#### [What is required]
Print each line of the listing once more, precisely as given.

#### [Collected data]
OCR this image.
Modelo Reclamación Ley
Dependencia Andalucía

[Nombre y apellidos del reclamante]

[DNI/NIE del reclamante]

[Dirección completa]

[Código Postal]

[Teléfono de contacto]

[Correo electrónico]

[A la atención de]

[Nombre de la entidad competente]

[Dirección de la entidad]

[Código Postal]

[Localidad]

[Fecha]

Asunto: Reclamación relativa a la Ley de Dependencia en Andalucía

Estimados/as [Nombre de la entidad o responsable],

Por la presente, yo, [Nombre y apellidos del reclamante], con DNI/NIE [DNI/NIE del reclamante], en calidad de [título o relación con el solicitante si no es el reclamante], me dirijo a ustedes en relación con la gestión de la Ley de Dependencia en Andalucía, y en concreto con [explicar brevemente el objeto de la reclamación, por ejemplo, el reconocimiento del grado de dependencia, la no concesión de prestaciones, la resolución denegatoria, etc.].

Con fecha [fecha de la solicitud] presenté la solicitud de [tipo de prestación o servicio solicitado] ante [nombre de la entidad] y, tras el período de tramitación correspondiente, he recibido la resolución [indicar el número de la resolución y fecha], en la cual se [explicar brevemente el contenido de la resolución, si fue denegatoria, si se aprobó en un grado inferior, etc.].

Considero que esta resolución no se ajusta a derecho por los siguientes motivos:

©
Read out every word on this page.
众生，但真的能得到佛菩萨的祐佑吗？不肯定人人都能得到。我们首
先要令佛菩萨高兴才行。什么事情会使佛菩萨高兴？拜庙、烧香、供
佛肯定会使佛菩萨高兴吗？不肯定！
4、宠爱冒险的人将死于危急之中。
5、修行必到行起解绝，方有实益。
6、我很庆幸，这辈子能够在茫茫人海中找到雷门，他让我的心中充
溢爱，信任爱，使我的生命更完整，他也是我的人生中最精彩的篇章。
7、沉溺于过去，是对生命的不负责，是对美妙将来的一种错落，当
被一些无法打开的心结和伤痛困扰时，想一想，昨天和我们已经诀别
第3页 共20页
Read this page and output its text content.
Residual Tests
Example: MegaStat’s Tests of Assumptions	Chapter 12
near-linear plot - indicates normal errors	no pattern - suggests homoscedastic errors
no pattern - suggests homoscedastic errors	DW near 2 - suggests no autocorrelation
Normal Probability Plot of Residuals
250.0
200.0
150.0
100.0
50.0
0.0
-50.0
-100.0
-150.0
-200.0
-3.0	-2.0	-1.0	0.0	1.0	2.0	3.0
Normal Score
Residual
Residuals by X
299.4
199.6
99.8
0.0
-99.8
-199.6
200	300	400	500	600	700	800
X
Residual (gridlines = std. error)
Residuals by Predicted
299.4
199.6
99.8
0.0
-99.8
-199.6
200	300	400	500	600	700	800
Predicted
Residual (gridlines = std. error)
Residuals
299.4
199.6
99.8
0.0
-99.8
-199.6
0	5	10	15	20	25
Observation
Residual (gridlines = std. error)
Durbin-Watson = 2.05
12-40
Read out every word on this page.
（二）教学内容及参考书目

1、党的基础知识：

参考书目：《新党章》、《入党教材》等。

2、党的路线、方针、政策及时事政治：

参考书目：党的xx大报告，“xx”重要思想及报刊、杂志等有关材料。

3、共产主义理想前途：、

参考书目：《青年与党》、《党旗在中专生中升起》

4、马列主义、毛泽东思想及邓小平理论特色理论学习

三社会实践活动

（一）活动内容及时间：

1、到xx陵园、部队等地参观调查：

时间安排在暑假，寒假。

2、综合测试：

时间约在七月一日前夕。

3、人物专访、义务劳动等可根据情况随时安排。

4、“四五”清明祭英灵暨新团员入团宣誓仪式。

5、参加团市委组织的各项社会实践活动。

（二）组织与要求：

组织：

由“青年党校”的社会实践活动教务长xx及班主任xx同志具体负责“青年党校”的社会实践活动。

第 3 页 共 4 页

#### [Answer to this problem]
OCR this image.
Modelo Reclamación Ley
Dependencia Andalucía

[Nombre y apellidos del reclamante]

[DNI/NIE del reclamante]

[Dirección completa]

[Código Postal]

[Teléfono de contacto]

[Correo electrónico]

[A la atención de]

[Nombre de la entidad competente]

[Dirección de la entidad]

[Código Postal]

[Localidad]

[Fecha]

Asunto: Reclamación relativa a la Ley de Dependencia en Andalucía

Estimados/as [Nombre de la entidad o responsable],

Por la presente, yo, [Nombre y apellidos del reclamante], con DNI/NIE [DNI/NIE del reclamante], en calidad de [título o relación con el solicitante si no es el reclamante], me dirijo a ustedes en relación con la gestión de la Ley de Dependencia en Andalucía, y en concreto con [explicar brevemente el objeto de la reclamación, por ejemplo, el reconocimiento del grado de dependencia, la no concesión de prestaciones, la resolución denegatoria, etc.].

Con fecha [fecha de la solicitud] presenté la solicitud de [tipo de prestación o servicio solicitado] ante [nombre de la entidad] y, tras el período de tramitación correspondiente, he recibido la resolución [indicar el número de la resolución y fecha], en la cual se [explicar brevemente el contenido de la resolución, si fue denegatoria, si se aprobó en un grado inferior, etc.].

Considero que esta resolución no se ajusta a derecho por los siguientes motivos:

©
Read out every word on this page.
众生，但真的能得到佛菩萨的祐佑吗？不肯定人人都能得到。我们首
先要令佛菩萨高兴才行。什么事情会使佛菩萨高兴？拜庙、烧香、供
佛肯定会使佛菩萨高兴吗？不肯定！
4、宠爱冒险的人将死于危急之中。
5、修行必到行起解绝，方有实益。
6、我很庆幸，这辈子能够在茫茫人海中找到雷门，他让我的心中充
溢爱，信任爱，使我的生命更完整，他也是我的人生中最精彩的篇章。
7、沉溺于过去，是对生命的不负责，是对美妙将来的一种错落，当
被一些无法打开的心结和伤痛困扰时，想一想，昨天和我们已经诀别
第3页 共20页
Read this page and output its text content.
Residual Tests
Example: MegaStat’s Tests of Assumptions	Chapter 12
near-linear plot - indicates normal errors	no pattern - suggests homoscedastic errors
no pattern - suggests homoscedastic errors	DW near 2 - suggests no autocorrelation
Normal Probability Plot of Residuals
250.0
200.0
150.0
100.0
50.0
0.0
-50.0
-100.0
-150.0
-200.0
-3.0	-2.0	-1.0	0.0	1.0	2.0	3.0
Normal Score
Residual
Residuals by X
299.4
199.6
99.8
0.0
-99.8
-199.6
200	300	400	500	600	700	800
X
Residual (gridlines = std. error)
Residuals by Predicted
299.4
199.6
99.8
0.0
-99.8
-199.6
200	300	400	500	600	700	800
Predicted
Residual (gridlines = std. error)
Residuals
299.4
199.6
99.8
0.0
-99.8
-199.6
0	5	10	15	20	25
Observation
Residual (gridlines = std. error)
Durbin-Watson = 2.05
12-40
Read out every word on this page.
（二）教学内容及参考书目

1、党的基础知识：

参考书目：《新党章》、《入党教材》等。

2、党的路线、方针、政策及时事政治：

参考书目：党的xx大报告，“xx”重要思想及报刊、杂志等有关材料。

3、共产主义理想前途：、

参考书目：《青年与党》、《党旗在中专生中升起》

4、马列主义、毛泽东思想及邓小平理论特色理论学习

三社会实践活动

（一）活动内容及时间：

1、到xx陵园、部队等地参观调查：

时间安排在暑假，寒假。

2、综合测试：

时间约在七月一日前夕。

3、人物专访、义务劳动等可根据情况随时安排。

4、“四五”清明祭英灵暨新团员入团宣誓仪式。

5、参加团市委组织的各项社会实践活动。

（二）组织与要求：

组织：

由“青年党校”的社会实践活动教务长xx及班主任xx同志具体负责“青年党校”的社会实践活动。

第 3 页 共 4 页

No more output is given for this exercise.